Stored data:
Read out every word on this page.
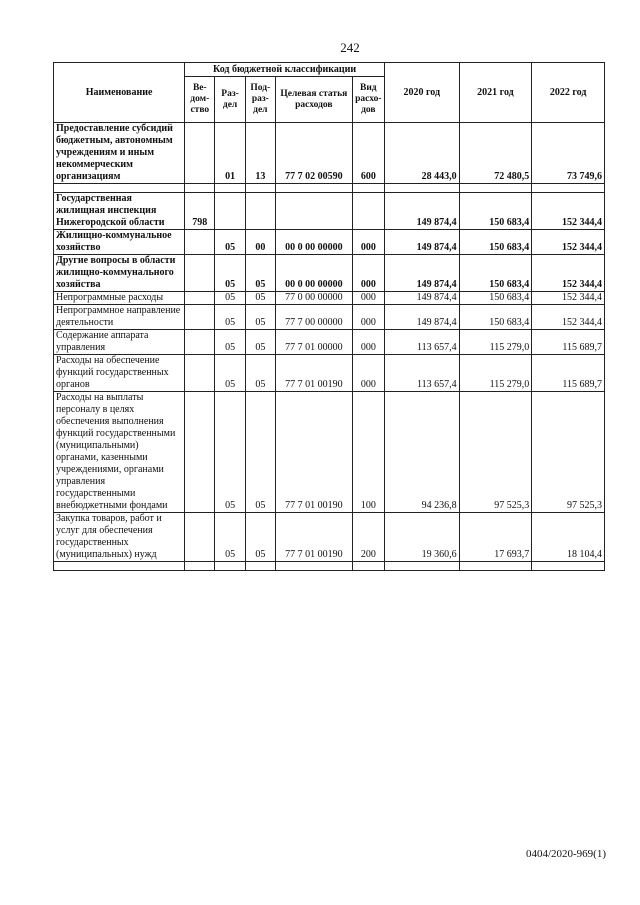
242
Наименование	Код бюджетной классификации					2020 год	2021 год	2022 год
	Ве-дом-ство	Раз-дел	Под-раз-дел	Целевая статья расходов	Вид расхо-дов			
Предоставление субсидий бюджетным, автономным учреждениям и иным некоммерческим организациям		01	13	77 7 02 00590	600	28 443,0	72 480,5	73 749,6

Государственная жилищная инспекция Нижегородской области	798					149 874,4	150 683,4	152 344,4
Жилищно-коммунальное хозяйство		05	00	00 0 00 00000	000	149 874,4	150 683,4	152 344,4
Другие вопросы в области жилищно-коммунального хозяйства		05	05	00 0 00 00000	000	149 874,4	150 683,4	152 344,4
Непрограммные расходы		05	05	77 0 00 00000	000	149 874,4	150 683,4	152 344,4
Непрограммное направление деятельности		05	05	77 7 00 00000	000	149 874,4	150 683,4	152 344,4
Содержание аппарата управления		05	05	77 7 01 00000	000	113 657,4	115 279,0	115 689,7
Расходы на обеспечение функций государственных органов		05	05	77 7 01 00190	000	113 657,4	115 279,0	115 689,7
Расходы на выплаты персоналу в целях обеспечения выполнения функций государственными (муниципальными) органами, казенными учреждениями, органами управления государственными внебюджетными фондами		05	05	77 7 01 00190	100	94 236,8	97 525,3	97 525,3
Закупка товаров, работ и услуг для обеспечения государственных (муниципальных) нужд		05	05	77 7 01 00190	200	19 360,6	17 693,7	18 104,4

0404/2020-969(1)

Written task: Reproduce the data word for word, excluding its pictures.

Worked answer:
Read out every word on this page.
242
Наименование	Код бюджетной классификации					2020 год	2021 год	2022 год
	Ве-дом-ство	Раз-дел	Под-раз-дел	Целевая статья расходов	Вид расхо-дов			
Предоставление субсидий бюджетным, автономным учреждениям и иным некоммерческим организациям		01	13	77 7 02 00590	600	28 443,0	72 480,5	73 749,6

Государственная жилищная инспекция Нижегородской области	798					149 874,4	150 683,4	152 344,4
Жилищно-коммунальное хозяйство		05	00	00 0 00 00000	000	149 874,4	150 683,4	152 344,4
Другие вопросы в области жилищно-коммунального хозяйства		05	05	00 0 00 00000	000	149 874,4	150 683,4	152 344,4
Непрограммные расходы		05	05	77 0 00 00000	000	149 874,4	150 683,4	152 344,4
Непрограммное направление деятельности		05	05	77 7 00 00000	000	149 874,4	150 683,4	152 344,4
Содержание аппарата управления		05	05	77 7 01 00000	000	113 657,4	115 279,0	115 689,7
Расходы на обеспечение функций государственных органов		05	05	77 7 01 00190	000	113 657,4	115 279,0	115 689,7
Расходы на выплаты персоналу в целях обеспечения выполнения функций государственными (муниципальными) органами, казенными учреждениями, органами управления государственными внебюджетными фондами		05	05	77 7 01 00190	100	94 236,8	97 525,3	97 525,3
Закупка товаров, работ и услуг для обеспечения государственных (муниципальных) нужд		05	05	77 7 01 00190	200	19 360,6	17 693,7	18 104,4

0404/2020-969(1)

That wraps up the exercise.